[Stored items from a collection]
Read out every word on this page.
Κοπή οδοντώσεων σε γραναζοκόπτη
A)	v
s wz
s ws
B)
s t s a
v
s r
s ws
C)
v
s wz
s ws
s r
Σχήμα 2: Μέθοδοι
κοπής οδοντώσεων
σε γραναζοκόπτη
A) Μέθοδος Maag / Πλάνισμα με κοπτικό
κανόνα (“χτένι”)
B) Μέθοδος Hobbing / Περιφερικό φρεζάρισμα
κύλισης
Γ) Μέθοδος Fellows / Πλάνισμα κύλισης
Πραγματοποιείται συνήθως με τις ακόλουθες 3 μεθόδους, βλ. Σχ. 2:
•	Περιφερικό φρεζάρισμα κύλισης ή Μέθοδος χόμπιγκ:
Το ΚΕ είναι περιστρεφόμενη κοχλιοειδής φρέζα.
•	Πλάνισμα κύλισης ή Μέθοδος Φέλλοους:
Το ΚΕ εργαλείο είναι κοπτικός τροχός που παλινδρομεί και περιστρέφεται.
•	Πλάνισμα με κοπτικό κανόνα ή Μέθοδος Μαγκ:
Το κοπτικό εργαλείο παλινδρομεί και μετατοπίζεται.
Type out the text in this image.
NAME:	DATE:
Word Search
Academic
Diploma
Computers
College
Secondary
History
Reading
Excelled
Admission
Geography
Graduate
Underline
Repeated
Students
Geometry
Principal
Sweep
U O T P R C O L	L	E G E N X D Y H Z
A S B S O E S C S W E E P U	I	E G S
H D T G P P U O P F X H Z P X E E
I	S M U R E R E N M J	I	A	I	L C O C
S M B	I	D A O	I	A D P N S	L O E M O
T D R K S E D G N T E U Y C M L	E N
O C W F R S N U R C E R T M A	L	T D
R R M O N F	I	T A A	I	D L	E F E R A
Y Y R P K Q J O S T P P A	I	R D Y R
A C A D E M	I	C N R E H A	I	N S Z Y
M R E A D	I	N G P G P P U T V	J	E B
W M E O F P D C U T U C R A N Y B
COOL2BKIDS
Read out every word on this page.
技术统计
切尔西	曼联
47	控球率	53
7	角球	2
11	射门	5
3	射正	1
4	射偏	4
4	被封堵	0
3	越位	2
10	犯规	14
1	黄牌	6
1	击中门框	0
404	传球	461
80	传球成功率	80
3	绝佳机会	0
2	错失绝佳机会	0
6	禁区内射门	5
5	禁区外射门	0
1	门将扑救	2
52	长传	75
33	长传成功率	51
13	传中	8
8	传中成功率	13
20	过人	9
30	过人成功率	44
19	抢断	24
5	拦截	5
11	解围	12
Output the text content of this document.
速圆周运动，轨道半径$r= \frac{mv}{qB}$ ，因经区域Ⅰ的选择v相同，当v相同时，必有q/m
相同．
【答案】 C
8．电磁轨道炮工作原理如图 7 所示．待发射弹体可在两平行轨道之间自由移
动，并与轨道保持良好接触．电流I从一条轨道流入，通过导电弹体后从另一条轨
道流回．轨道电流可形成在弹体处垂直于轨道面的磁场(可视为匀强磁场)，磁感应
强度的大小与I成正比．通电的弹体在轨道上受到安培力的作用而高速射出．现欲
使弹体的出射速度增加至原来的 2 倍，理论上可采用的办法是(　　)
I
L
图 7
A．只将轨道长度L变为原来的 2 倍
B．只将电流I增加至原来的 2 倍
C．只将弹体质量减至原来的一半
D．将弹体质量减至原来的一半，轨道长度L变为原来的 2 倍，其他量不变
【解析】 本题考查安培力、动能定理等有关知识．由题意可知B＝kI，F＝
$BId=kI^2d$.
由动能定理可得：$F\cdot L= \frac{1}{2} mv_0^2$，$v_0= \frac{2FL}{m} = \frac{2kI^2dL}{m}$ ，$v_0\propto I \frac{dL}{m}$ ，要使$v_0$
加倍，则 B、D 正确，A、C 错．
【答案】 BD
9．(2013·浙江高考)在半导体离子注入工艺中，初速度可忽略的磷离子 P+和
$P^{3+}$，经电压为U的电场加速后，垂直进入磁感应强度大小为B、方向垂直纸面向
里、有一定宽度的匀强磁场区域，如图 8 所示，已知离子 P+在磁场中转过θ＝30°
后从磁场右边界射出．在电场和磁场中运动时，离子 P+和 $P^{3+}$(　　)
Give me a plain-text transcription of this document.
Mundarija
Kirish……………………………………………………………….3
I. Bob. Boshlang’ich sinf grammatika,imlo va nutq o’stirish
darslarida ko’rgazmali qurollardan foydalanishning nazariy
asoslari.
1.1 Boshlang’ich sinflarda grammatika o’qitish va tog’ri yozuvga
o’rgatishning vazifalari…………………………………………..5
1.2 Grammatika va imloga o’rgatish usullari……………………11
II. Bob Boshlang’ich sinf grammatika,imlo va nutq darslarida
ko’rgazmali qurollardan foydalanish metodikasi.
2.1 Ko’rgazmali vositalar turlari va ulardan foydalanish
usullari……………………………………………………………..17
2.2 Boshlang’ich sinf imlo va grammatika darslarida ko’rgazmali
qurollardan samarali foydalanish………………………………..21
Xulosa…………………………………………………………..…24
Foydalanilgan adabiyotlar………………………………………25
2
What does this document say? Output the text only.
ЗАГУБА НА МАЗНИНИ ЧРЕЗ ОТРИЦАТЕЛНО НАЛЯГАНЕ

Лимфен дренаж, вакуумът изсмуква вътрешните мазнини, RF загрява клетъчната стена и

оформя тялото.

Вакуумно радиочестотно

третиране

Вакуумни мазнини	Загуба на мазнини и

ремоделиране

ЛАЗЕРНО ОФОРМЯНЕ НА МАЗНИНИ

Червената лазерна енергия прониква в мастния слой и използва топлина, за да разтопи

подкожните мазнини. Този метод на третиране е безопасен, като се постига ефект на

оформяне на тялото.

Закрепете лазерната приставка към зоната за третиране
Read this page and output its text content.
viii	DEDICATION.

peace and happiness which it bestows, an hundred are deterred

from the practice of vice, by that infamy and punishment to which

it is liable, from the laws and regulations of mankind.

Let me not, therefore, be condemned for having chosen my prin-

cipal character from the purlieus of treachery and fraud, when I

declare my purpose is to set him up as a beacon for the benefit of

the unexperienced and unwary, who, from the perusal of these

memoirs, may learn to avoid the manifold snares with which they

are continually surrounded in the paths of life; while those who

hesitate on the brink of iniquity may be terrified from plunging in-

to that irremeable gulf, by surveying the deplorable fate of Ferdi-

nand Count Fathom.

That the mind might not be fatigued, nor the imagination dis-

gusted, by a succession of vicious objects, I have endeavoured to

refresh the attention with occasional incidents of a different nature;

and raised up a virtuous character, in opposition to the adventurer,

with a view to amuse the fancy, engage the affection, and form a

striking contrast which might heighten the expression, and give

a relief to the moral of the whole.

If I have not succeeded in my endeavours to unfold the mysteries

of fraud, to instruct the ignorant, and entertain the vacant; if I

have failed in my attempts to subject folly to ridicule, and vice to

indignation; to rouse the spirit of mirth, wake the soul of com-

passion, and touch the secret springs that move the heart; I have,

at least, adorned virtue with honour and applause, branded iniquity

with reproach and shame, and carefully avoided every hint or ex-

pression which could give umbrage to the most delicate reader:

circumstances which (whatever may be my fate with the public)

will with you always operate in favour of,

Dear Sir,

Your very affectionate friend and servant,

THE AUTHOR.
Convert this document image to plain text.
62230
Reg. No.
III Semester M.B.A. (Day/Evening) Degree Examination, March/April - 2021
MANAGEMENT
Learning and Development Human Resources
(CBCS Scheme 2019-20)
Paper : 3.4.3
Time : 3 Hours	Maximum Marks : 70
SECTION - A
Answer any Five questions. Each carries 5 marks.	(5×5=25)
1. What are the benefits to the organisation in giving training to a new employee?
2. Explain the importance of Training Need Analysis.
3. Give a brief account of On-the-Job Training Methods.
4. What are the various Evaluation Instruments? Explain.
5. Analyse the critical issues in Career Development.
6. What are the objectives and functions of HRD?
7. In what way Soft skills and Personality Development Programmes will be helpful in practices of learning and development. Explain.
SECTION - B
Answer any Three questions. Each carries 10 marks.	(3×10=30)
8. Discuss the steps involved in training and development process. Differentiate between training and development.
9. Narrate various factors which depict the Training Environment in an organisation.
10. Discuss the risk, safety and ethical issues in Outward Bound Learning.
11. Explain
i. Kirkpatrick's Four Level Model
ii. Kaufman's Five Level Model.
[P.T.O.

=== To be done ===
Using the records above, say how many lines include the string "have". Only the number is wanted.

=== Answer to this problem ===
4